==== Information given ====

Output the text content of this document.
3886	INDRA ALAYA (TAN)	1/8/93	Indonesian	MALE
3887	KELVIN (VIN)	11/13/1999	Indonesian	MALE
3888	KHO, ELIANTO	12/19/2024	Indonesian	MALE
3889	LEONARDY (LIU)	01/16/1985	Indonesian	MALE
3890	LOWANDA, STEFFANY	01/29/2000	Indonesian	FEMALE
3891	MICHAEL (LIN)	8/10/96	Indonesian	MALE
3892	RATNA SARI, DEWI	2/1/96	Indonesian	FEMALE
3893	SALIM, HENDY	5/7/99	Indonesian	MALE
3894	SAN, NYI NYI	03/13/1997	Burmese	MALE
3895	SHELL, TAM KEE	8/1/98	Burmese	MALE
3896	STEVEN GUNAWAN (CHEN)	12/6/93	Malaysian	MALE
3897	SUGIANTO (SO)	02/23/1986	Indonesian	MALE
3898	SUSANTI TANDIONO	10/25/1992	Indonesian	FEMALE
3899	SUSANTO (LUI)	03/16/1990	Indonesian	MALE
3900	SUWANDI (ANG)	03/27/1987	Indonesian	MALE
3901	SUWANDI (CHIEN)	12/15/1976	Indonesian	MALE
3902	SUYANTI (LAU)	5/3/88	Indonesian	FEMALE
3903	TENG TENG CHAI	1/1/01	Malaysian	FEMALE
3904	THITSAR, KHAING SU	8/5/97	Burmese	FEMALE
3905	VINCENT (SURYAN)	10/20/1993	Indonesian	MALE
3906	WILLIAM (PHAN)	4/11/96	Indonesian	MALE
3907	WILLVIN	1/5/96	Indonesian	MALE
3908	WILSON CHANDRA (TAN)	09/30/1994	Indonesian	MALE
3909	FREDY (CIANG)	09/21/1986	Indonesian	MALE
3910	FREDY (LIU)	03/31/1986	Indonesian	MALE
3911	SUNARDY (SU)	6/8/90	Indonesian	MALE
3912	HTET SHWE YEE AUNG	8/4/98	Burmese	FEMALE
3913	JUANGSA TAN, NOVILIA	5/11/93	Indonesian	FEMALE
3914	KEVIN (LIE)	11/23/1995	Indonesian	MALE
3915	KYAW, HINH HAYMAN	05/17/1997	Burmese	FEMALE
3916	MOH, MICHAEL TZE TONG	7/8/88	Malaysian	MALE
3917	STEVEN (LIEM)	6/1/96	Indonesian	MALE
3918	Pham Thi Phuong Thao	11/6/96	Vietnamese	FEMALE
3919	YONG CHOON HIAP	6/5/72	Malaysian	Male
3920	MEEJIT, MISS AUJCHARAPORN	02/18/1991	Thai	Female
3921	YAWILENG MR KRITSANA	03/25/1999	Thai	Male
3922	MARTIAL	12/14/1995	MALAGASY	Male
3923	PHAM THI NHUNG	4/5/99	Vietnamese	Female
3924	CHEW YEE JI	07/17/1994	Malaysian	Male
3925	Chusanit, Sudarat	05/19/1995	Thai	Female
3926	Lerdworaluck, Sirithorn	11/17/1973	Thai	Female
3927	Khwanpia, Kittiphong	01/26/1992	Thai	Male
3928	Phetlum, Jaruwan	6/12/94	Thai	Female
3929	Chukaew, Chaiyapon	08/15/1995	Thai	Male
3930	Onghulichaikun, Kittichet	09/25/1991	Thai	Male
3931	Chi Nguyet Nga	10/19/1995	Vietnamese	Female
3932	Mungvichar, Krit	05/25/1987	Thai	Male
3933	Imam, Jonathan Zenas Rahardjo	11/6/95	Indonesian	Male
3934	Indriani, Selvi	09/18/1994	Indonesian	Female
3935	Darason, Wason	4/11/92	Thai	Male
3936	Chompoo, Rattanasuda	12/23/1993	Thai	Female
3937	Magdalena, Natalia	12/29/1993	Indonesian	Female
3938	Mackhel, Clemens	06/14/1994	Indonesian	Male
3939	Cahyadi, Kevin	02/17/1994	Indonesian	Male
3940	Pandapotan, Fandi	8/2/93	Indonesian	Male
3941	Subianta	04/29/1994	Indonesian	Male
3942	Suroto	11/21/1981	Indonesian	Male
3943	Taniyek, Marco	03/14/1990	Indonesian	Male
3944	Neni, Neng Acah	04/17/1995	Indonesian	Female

====

• **Stated goal**
Give a single number: the count of lines above that include the word "FREDY".

• **Reply**
2